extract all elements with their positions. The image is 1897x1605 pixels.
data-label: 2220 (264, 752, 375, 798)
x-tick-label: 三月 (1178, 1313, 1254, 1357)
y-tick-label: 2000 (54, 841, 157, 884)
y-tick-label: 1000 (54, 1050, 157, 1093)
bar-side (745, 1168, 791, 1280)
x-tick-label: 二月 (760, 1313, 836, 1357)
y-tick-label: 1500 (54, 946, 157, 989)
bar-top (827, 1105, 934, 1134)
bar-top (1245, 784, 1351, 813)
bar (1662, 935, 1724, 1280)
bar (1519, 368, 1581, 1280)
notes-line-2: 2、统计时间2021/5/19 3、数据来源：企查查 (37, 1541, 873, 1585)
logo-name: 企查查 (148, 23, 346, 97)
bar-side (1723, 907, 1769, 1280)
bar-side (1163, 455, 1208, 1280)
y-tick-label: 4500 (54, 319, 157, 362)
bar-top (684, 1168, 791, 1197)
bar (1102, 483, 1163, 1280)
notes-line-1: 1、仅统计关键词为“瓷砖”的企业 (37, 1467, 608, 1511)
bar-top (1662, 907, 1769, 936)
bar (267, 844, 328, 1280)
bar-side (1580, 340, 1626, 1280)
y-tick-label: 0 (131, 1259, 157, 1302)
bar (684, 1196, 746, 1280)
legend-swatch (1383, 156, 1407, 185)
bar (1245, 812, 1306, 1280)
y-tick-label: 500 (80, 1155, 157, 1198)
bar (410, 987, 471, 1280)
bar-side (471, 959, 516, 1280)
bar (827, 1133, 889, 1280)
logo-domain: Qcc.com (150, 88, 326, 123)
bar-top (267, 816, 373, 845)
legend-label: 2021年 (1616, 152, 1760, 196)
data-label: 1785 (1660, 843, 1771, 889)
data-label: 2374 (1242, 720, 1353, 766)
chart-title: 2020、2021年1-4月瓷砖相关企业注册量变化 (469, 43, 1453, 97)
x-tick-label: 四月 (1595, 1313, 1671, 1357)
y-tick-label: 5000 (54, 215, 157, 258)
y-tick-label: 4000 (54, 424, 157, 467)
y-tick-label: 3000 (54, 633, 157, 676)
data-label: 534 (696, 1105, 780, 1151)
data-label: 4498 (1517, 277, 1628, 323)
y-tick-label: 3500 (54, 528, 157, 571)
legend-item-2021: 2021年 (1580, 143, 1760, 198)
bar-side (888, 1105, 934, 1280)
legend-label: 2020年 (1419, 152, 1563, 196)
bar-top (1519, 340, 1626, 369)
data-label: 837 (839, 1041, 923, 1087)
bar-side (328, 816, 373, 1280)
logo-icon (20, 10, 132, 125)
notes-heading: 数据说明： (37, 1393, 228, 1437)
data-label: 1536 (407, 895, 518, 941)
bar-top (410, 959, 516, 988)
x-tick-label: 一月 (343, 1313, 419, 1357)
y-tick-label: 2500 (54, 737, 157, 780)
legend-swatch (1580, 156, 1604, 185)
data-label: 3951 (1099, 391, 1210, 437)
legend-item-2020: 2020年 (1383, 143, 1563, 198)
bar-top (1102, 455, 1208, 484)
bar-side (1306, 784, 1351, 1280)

- [Task to complete]: Reproduce the material above line for line, with no changes at all.

- [Result of the task]:
extract all elements with their positions. The image is 1897x1605 pixels.
data-label: 2220 (264, 752, 375, 798)
x-tick-label: 三月 (1178, 1313, 1254, 1357)
y-tick-label: 2000 (54, 841, 157, 884)
y-tick-label: 1000 (54, 1050, 157, 1093)
bar-side (745, 1168, 791, 1280)
x-tick-label: 二月 (760, 1313, 836, 1357)
y-tick-label: 1500 (54, 946, 157, 989)
bar-top (827, 1105, 934, 1134)
bar-top (1245, 784, 1351, 813)
bar (1662, 935, 1724, 1280)
bar (1519, 368, 1581, 1280)
notes-line-2: 2、统计时间2021/5/19 3、数据来源：企查查 (37, 1541, 873, 1585)
logo-name: 企查查 (148, 23, 346, 97)
bar-side (1723, 907, 1769, 1280)
bar-side (1163, 455, 1208, 1280)
y-tick-label: 4500 (54, 319, 157, 362)
bar-top (684, 1168, 791, 1197)
bar (1102, 483, 1163, 1280)
notes-line-1: 1、仅统计关键词为“瓷砖”的企业 (37, 1467, 608, 1511)
bar-top (1662, 907, 1769, 936)
bar (267, 844, 328, 1280)
bar-side (1580, 340, 1626, 1280)
y-tick-label: 0 (131, 1259, 157, 1302)
bar (684, 1196, 746, 1280)
legend-swatch (1383, 156, 1407, 185)
bar (1245, 812, 1306, 1280)
y-tick-label: 500 (80, 1155, 157, 1198)
bar (410, 987, 471, 1280)
bar-side (471, 959, 516, 1280)
bar (827, 1133, 889, 1280)
logo-domain: Qcc.com (150, 88, 326, 123)
bar-top (267, 816, 373, 845)
legend-label: 2021年 (1616, 152, 1760, 196)
data-label: 1785 (1660, 843, 1771, 889)
data-label: 2374 (1242, 720, 1353, 766)
chart-title: 2020、2021年1-4月瓷砖相关企业注册量变化 (469, 43, 1453, 97)
x-tick-label: 四月 (1595, 1313, 1671, 1357)
y-tick-label: 5000 (54, 215, 157, 258)
y-tick-label: 4000 (54, 424, 157, 467)
y-tick-label: 3000 (54, 633, 157, 676)
data-label: 534 (696, 1105, 780, 1151)
data-label: 4498 (1517, 277, 1628, 323)
y-tick-label: 3500 (54, 528, 157, 571)
legend-item-2021: 2021年 (1580, 143, 1760, 198)
bar-side (888, 1105, 934, 1280)
legend-label: 2020年 (1419, 152, 1563, 196)
bar-top (1519, 340, 1626, 369)
data-label: 837 (839, 1041, 923, 1087)
bar-side (328, 816, 373, 1280)
logo-icon (20, 10, 132, 125)
notes-heading: 数据说明： (37, 1393, 228, 1437)
data-label: 1536 (407, 895, 518, 941)
bar-top (410, 959, 516, 988)
x-tick-label: 一月 (343, 1313, 419, 1357)
y-tick-label: 2500 (54, 737, 157, 780)
legend-swatch (1580, 156, 1604, 185)
data-label: 3951 (1099, 391, 1210, 437)
legend-item-2020: 2020年 (1383, 143, 1563, 198)
bar-top (1102, 455, 1208, 484)
bar-side (1306, 784, 1351, 1280)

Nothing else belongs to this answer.